▶ _WHAT TO WORK ON_
From the entries below, report how many lines contain the string "物质决定意识". Give only that number.

▶ _RECORDS FOR THIS TASK_
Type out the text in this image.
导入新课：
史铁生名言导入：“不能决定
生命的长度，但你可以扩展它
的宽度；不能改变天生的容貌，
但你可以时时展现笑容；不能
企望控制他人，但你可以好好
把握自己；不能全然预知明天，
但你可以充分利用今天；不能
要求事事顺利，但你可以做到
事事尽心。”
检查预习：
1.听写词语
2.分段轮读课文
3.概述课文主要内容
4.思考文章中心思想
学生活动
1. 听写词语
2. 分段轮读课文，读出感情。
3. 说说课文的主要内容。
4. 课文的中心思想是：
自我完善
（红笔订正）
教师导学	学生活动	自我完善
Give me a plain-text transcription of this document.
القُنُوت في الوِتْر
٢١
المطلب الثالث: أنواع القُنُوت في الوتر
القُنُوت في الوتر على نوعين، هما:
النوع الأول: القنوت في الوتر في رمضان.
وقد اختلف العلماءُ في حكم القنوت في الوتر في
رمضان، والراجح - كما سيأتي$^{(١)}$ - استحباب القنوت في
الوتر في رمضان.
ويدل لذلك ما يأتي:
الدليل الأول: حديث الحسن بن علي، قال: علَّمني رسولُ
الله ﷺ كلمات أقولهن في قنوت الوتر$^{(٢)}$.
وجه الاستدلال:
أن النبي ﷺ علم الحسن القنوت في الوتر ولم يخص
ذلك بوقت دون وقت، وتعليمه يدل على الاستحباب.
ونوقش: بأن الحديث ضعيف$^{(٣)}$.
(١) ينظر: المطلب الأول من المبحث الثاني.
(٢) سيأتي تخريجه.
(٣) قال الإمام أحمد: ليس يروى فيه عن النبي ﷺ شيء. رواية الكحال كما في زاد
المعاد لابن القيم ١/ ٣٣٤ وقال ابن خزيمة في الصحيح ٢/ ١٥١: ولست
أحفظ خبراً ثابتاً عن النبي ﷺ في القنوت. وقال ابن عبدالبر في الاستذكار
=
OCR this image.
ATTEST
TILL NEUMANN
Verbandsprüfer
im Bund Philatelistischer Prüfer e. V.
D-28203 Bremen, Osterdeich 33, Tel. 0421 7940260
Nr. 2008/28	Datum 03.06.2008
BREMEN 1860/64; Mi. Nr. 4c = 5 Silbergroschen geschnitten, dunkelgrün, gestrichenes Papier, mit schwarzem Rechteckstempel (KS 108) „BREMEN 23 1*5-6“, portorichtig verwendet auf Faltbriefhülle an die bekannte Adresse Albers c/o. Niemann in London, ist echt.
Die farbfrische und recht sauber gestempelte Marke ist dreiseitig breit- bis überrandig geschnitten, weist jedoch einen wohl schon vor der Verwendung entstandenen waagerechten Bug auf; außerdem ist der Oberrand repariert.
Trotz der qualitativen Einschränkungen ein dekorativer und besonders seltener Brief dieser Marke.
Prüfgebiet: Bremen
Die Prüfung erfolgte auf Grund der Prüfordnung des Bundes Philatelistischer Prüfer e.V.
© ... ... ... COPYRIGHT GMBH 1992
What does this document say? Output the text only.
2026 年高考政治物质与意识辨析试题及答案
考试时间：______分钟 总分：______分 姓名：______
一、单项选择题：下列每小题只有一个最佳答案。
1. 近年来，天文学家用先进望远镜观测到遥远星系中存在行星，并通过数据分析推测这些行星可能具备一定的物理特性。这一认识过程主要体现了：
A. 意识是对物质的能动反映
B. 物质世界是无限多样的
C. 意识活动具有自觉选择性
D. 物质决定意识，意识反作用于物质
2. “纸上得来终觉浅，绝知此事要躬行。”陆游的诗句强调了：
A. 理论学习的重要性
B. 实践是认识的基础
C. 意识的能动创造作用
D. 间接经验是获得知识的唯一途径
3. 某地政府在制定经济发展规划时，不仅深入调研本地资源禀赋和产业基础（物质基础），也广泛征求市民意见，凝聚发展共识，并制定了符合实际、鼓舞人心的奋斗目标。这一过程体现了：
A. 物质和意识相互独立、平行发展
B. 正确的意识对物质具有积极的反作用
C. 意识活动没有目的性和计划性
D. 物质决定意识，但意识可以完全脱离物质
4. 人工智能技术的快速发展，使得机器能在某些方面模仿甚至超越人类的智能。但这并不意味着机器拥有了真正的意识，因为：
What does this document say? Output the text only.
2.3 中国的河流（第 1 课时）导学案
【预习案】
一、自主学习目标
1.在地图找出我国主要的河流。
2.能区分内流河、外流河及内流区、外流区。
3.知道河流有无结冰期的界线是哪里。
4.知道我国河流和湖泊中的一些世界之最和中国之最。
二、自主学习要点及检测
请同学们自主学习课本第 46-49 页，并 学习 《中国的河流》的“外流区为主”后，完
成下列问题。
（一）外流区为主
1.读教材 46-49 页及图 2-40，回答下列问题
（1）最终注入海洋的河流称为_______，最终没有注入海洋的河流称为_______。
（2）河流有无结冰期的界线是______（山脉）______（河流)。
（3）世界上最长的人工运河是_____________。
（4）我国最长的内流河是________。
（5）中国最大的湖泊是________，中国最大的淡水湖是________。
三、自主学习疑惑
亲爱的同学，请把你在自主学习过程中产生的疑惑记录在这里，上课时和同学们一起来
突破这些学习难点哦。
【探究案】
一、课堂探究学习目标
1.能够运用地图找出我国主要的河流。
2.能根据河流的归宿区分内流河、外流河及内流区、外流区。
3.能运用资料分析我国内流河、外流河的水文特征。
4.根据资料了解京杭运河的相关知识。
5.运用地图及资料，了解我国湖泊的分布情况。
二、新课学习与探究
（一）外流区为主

▶ _ANSWER TO THE PROBLEM_
2